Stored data

════════════════════

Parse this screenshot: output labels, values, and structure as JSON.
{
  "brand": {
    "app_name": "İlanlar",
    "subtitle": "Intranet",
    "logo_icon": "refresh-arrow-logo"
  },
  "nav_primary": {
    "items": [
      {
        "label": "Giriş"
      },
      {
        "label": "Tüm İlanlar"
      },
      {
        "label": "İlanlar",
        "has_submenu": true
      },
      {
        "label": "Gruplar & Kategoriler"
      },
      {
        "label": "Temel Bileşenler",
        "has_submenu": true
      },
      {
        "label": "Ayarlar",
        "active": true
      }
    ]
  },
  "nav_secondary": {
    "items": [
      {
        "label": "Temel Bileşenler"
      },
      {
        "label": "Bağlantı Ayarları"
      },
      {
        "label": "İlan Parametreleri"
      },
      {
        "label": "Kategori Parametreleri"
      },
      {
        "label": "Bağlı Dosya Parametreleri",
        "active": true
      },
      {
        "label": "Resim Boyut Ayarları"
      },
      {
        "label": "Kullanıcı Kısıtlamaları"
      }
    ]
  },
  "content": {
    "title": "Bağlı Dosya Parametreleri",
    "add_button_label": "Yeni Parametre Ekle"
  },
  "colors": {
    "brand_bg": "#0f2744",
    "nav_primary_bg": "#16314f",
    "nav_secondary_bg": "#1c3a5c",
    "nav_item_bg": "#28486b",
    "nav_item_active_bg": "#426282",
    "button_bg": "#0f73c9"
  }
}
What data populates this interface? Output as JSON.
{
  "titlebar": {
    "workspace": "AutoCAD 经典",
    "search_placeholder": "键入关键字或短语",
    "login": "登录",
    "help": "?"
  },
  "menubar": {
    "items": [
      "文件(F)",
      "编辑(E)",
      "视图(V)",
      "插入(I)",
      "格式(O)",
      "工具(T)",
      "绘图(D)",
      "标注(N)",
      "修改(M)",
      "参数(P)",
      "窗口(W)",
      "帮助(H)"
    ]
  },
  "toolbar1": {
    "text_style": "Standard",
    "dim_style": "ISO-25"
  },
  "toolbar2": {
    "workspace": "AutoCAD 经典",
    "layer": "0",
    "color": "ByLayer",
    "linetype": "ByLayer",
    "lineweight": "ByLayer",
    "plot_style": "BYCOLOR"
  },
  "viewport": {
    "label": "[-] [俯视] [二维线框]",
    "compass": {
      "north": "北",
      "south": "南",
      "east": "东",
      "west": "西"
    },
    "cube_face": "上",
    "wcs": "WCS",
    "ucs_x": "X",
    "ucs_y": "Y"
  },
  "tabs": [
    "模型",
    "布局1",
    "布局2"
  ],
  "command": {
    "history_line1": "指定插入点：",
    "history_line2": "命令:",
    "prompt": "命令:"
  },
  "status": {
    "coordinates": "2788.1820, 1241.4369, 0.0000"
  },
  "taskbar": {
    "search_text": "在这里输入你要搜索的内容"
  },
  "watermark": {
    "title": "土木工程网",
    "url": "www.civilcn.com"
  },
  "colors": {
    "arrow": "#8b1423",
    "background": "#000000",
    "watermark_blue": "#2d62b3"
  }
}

════════════════════

• JOB: Copy all of the data exactly.

• EXERCISE RESULT:
Parse this screenshot: output labels, values, and structure as JSON.
{
  "brand": {
    "app_name": "İlanlar",
    "subtitle": "Intranet",
    "logo_icon": "refresh-arrow-logo"
  },
  "nav_primary": {
    "items": [
      {
        "label": "Giriş"
      },
      {
        "label": "Tüm İlanlar"
      },
      {
        "label": "İlanlar",
        "has_submenu": true
      },
      {
        "label": "Gruplar & Kategoriler"
      },
      {
        "label": "Temel Bileşenler",
        "has_submenu": true
      },
      {
        "label": "Ayarlar",
        "active": true
      }
    ]
  },
  "nav_secondary": {
    "items": [
      {
        "label": "Temel Bileşenler"
      },
      {
        "label": "Bağlantı Ayarları"
      },
      {
        "label": "İlan Parametreleri"
      },
      {
        "label": "Kategori Parametreleri"
      },
      {
        "label": "Bağlı Dosya Parametreleri",
        "active": true
      },
      {
        "label": "Resim Boyut Ayarları"
      },
      {
        "label": "Kullanıcı Kısıtlamaları"
      }
    ]
  },
  "content": {
    "title": "Bağlı Dosya Parametreleri",
    "add_button_label": "Yeni Parametre Ekle"
  },
  "colors": {
    "brand_bg": "#0f2744",
    "nav_primary_bg": "#16314f",
    "nav_secondary_bg": "#1c3a5c",
    "nav_item_bg": "#28486b",
    "nav_item_active_bg": "#426282",
    "button_bg": "#0f73c9"
  }
}
What data populates this interface? Output as JSON.
{
  "titlebar": {
    "workspace": "AutoCAD 经典",
    "search_placeholder": "键入关键字或短语",
    "login": "登录",
    "help": "?"
  },
  "menubar": {
    "items": [
      "文件(F)",
      "编辑(E)",
      "视图(V)",
      "插入(I)",
      "格式(O)",
      "工具(T)",
      "绘图(D)",
      "标注(N)",
      "修改(M)",
      "参数(P)",
      "窗口(W)",
      "帮助(H)"
    ]
  },
  "toolbar1": {
    "text_style": "Standard",
    "dim_style": "ISO-25"
  },
  "toolbar2": {
    "workspace": "AutoCAD 经典",
    "layer": "0",
    "color": "ByLayer",
    "linetype": "ByLayer",
    "lineweight": "ByLayer",
    "plot_style": "BYCOLOR"
  },
  "viewport": {
    "label": "[-] [俯视] [二维线框]",
    "compass": {
      "north": "北",
      "south": "南",
      "east": "东",
      "west": "西"
    },
    "cube_face": "上",
    "wcs": "WCS",
    "ucs_x": "X",
    "ucs_y": "Y"
  },
  "tabs": [
    "模型",
    "布局1",
    "布局2"
  ],
  "command": {
    "history_line1": "指定插入点：",
    "history_line2": "命令:",
    "prompt": "命令:"
  },
  "status": {
    "coordinates": "2788.1820, 1241.4369, 0.0000"
  },
  "taskbar": {
    "search_text": "在这里输入你要搜索的内容"
  },
  "watermark": {
    "title": "土木工程网",
    "url": "www.civilcn.com"
  },
  "colors": {
    "arrow": "#8b1423",
    "background": "#000000",
    "watermark_blue": "#2d62b3"
  }
}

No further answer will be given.